-- START Provided material --

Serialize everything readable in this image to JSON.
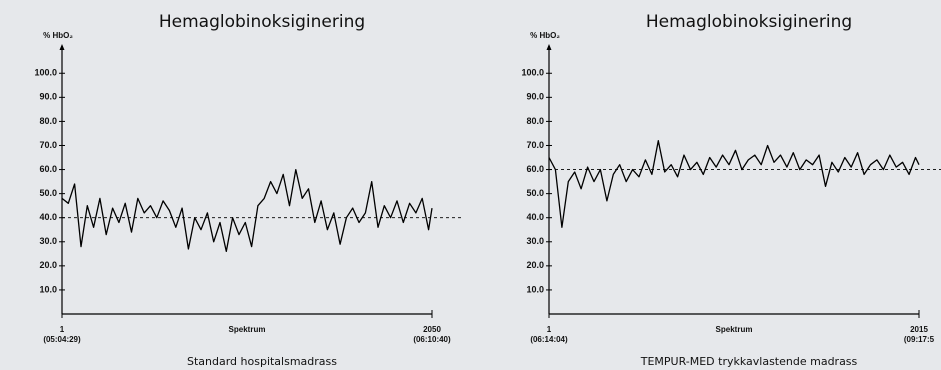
{
  "chart_data": [
    {
      "type": "line",
      "title": "Hemaglobinoksiginering",
      "y_label": "% HbO₂",
      "x_label": "Spektrum",
      "caption": "Standard hospitalsmadrass",
      "x": [
        1,
        36,
        71,
        106,
        141,
        176,
        211,
        246,
        281,
        316,
        351,
        386,
        421,
        456,
        491,
        526,
        561,
        596,
        631,
        666,
        701,
        736,
        771,
        806,
        841,
        876,
        911,
        946,
        981,
        1016,
        1051,
        1086,
        1121,
        1156,
        1191,
        1226,
        1261,
        1296,
        1331,
        1366,
        1401,
        1436,
        1471,
        1506,
        1541,
        1576,
        1611,
        1646,
        1681,
        1716,
        1751,
        1786,
        1821,
        1856,
        1891,
        1926,
        1961,
        1996,
        2031,
        2050
      ],
      "series": [
        {
          "color": "#000000",
          "values": [
            48,
            46,
            54,
            28,
            45,
            36,
            48,
            33,
            44,
            38,
            46,
            34,
            48,
            42,
            45,
            40,
            47,
            43,
            36,
            44,
            27,
            40,
            35,
            42,
            30,
            38,
            26,
            40,
            33,
            38,
            28,
            45,
            48,
            55,
            50,
            58,
            45,
            60,
            48,
            52,
            38,
            47,
            35,
            42,
            29,
            40,
            44,
            38,
            42,
            55,
            36,
            45,
            40,
            47,
            38,
            46,
            42,
            48,
            35,
            44
          ]
        }
      ],
      "reference_line": 40,
      "xlim": [
        1,
        2050
      ],
      "xticks": [
        {
          "value": 1,
          "label": "1",
          "time": "(05:04:29)"
        },
        {
          "value": 2050,
          "label": "2050",
          "time": "(06:10:40)"
        }
      ],
      "ylim": [
        0,
        108
      ],
      "yticks": [
        {
          "value": 10,
          "label": "10.0"
        },
        {
          "value": 20,
          "label": "20.0"
        },
        {
          "value": 30,
          "label": "30.0"
        },
        {
          "value": 40,
          "label": "40.0"
        },
        {
          "value": 50,
          "label": "50.0"
        },
        {
          "value": 60,
          "label": "60.0"
        },
        {
          "value": 70,
          "label": "70.0"
        },
        {
          "value": 80,
          "label": "80.0"
        },
        {
          "value": 90,
          "label": "90.0"
        },
        {
          "value": 100,
          "label": "100.0"
        }
      ]
    },
    {
      "type": "line",
      "title": "Hemaglobinoksiginering",
      "y_label": "% HbO₂",
      "x_label": "Spektrum",
      "caption": "TEMPUR-MED trykkavlastende madrass",
      "x": [
        1,
        36,
        71,
        106,
        141,
        176,
        211,
        246,
        281,
        316,
        351,
        386,
        421,
        456,
        491,
        526,
        561,
        596,
        631,
        666,
        701,
        736,
        771,
        806,
        841,
        876,
        911,
        946,
        981,
        1016,
        1051,
        1086,
        1121,
        1156,
        1191,
        1226,
        1261,
        1296,
        1331,
        1366,
        1401,
        1436,
        1471,
        1506,
        1541,
        1576,
        1611,
        1646,
        1681,
        1716,
        1751,
        1786,
        1821,
        1856,
        1891,
        1926,
        1961,
        1996,
        2015
      ],
      "series": [
        {
          "color": "#000000",
          "values": [
            65,
            60,
            36,
            55,
            59,
            52,
            61,
            55,
            60,
            47,
            58,
            62,
            55,
            60,
            57,
            64,
            58,
            72,
            59,
            62,
            57,
            66,
            60,
            63,
            58,
            65,
            61,
            66,
            62,
            68,
            60,
            64,
            66,
            62,
            70,
            63,
            66,
            61,
            67,
            60,
            64,
            62,
            66,
            53,
            63,
            59,
            65,
            61,
            67,
            58,
            62,
            64,
            60,
            66,
            61,
            63,
            58,
            65,
            62
          ]
        }
      ],
      "reference_line": 60,
      "xlim": [
        1,
        2015
      ],
      "xticks": [
        {
          "value": 1,
          "label": "1",
          "time": "(06:14:04)"
        },
        {
          "value": 2015,
          "label": "2015",
          "time": "(09:17:5"
        }
      ],
      "ylim": [
        0,
        108
      ],
      "yticks": [
        {
          "value": 10,
          "label": "10.0"
        },
        {
          "value": 20,
          "label": "20.0"
        },
        {
          "value": 30,
          "label": "30.0"
        },
        {
          "value": 40,
          "label": "40.0"
        },
        {
          "value": 50,
          "label": "50.0"
        },
        {
          "value": 60,
          "label": "60.0"
        },
        {
          "value": 70,
          "label": "70.0"
        },
        {
          "value": 80,
          "label": "80.0"
        },
        {
          "value": 90,
          "label": "90.0"
        },
        {
          "value": 100,
          "label": "100.0"
        }
      ]
    }
  ]
}
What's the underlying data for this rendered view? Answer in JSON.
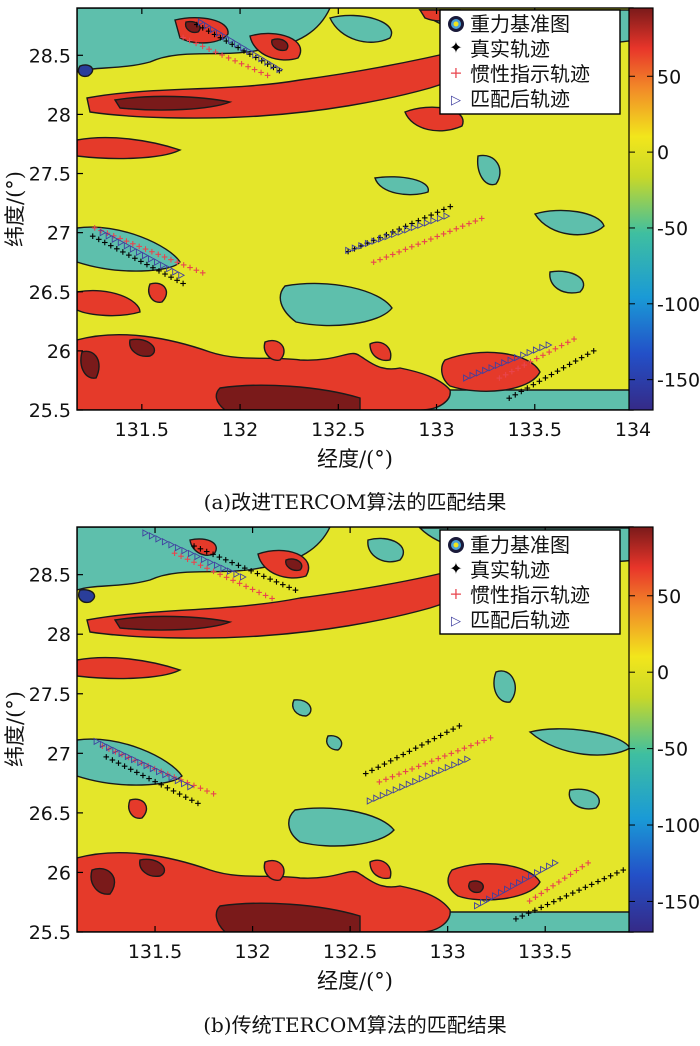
{
  "chart_data": [
    {
      "type": "contour",
      "title": "",
      "caption": "(a)改进TERCOM算法的匹配结果",
      "xlabel": "经度/(°)",
      "ylabel": "纬度/(°)",
      "xlim": [
        131.17,
        134.0
      ],
      "ylim": [
        25.5,
        28.9
      ],
      "xticks": [
        131.5,
        132,
        132.5,
        133,
        133.5,
        134
      ],
      "xtick_labels": [
        "131.5",
        "132",
        "132.5",
        "133",
        "133.5",
        "134"
      ],
      "yticks": [
        25.5,
        26,
        26.5,
        27,
        27.5,
        28,
        28.5
      ],
      "ytick_labels": [
        "25.5",
        "26",
        "26.5",
        "27",
        "27.5",
        "28",
        "28.5"
      ],
      "colorbar": {
        "ticks": [
          50,
          0,
          -50,
          -100,
          -150
        ],
        "tick_labels": [
          "50",
          "0",
          "-50",
          "-100",
          "-150"
        ],
        "range": [
          -170,
          95
        ]
      },
      "legend": {
        "placement": "top-right",
        "entries": [
          "重力基准图",
          "真实轨迹",
          "惯性指示轨迹",
          "匹配后轨迹"
        ]
      },
      "series": [
        {
          "name": "真实轨迹",
          "marker": "+",
          "color": "#000000",
          "segments": [
            [
              [
                131.78,
                28.76
              ],
              [
                132.2,
                28.37
              ]
            ],
            [
              [
                131.25,
                26.97
              ],
              [
                131.71,
                26.57
              ]
            ],
            [
              [
                132.55,
                26.84
              ],
              [
                133.07,
                27.22
              ]
            ],
            [
              [
                133.37,
                25.6
              ],
              [
                133.8,
                26.0
              ]
            ]
          ]
        },
        {
          "name": "惯性指示轨迹",
          "marker": "+",
          "color": "#e8454e",
          "segments": [
            [
              [
                131.71,
                28.65
              ],
              [
                132.14,
                28.33
              ]
            ],
            [
              [
                131.26,
                27.04
              ],
              [
                131.81,
                26.66
              ]
            ],
            [
              [
                132.68,
                26.75
              ],
              [
                133.23,
                27.12
              ]
            ],
            [
              [
                133.32,
                25.77
              ],
              [
                133.7,
                26.1
              ]
            ]
          ]
        },
        {
          "name": "匹配后轨迹",
          "marker": "triangle-right",
          "color": "#4040a0",
          "segments": [
            [
              [
                131.8,
                28.78
              ],
              [
                132.2,
                28.38
              ]
            ],
            [
              [
                131.3,
                27.0
              ],
              [
                131.7,
                26.64
              ]
            ],
            [
              [
                132.55,
                26.85
              ],
              [
                133.05,
                27.14
              ]
            ],
            [
              [
                133.15,
                25.77
              ],
              [
                133.57,
                26.05
              ]
            ]
          ]
        }
      ]
    },
    {
      "type": "contour",
      "title": "",
      "caption": "(b)传统TERCOM算法的匹配结果",
      "xlabel": "经度/(°)",
      "ylabel": "纬度/(°)",
      "xlim": [
        131.1,
        133.95
      ],
      "ylim": [
        25.5,
        28.9
      ],
      "xticks": [
        131.5,
        132,
        132.5,
        133,
        133.5
      ],
      "xtick_labels": [
        "131.5",
        "132",
        "132.5",
        "133",
        "133.5"
      ],
      "yticks": [
        25.5,
        26,
        26.5,
        27,
        27.5,
        28,
        28.5
      ],
      "ytick_labels": [
        "25.5",
        "26",
        "26.5",
        "27",
        "27.5",
        "28",
        "28.5"
      ],
      "colorbar": {
        "ticks": [
          50,
          0,
          -50,
          -100,
          -150
        ],
        "tick_labels": [
          "50",
          "0",
          "-50",
          "-100",
          "-150"
        ],
        "range": [
          -170,
          95
        ]
      },
      "legend": {
        "placement": "top-right",
        "entries": [
          "重力基准图",
          "真实轨迹",
          "惯性指示轨迹",
          "匹配后轨迹"
        ]
      },
      "series": [
        {
          "name": "真实轨迹",
          "marker": "+",
          "color": "#000000",
          "segments": [
            [
              [
                131.7,
                28.74
              ],
              [
                132.22,
                28.37
              ]
            ],
            [
              [
                131.25,
                26.97
              ],
              [
                131.72,
                26.58
              ]
            ],
            [
              [
                132.58,
                26.83
              ],
              [
                133.06,
                27.23
              ]
            ],
            [
              [
                133.35,
                25.61
              ],
              [
                133.9,
                26.02
              ]
            ]
          ]
        },
        {
          "name": "惯性指示轨迹",
          "marker": "+",
          "color": "#e8454e",
          "segments": [
            [
              [
                131.6,
                28.68
              ],
              [
                132.1,
                28.3
              ]
            ],
            [
              [
                131.23,
                27.06
              ],
              [
                131.8,
                26.66
              ]
            ],
            [
              [
                132.65,
                26.76
              ],
              [
                133.22,
                27.13
              ]
            ],
            [
              [
                133.42,
                25.76
              ],
              [
                133.72,
                26.08
              ]
            ]
          ]
        },
        {
          "name": "匹配后轨迹",
          "marker": "triangle-right",
          "color": "#4040a0",
          "segments": [
            [
              [
                131.45,
                28.85
              ],
              [
                131.95,
                28.48
              ]
            ],
            [
              [
                131.2,
                27.1
              ],
              [
                131.68,
                26.72
              ]
            ],
            [
              [
                132.6,
                26.6
              ],
              [
                133.1,
                26.95
              ]
            ],
            [
              [
                133.15,
                25.72
              ],
              [
                133.55,
                26.08
              ]
            ]
          ]
        }
      ]
    }
  ]
}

-- END Provided material --

• _Objective_: Using the listing above, pull out all lines that hold the word "JSON".

• _Answer below_:
Serialize everything readable in this image to JSON.
What's the underlying data for this rendered view? Answer in JSON.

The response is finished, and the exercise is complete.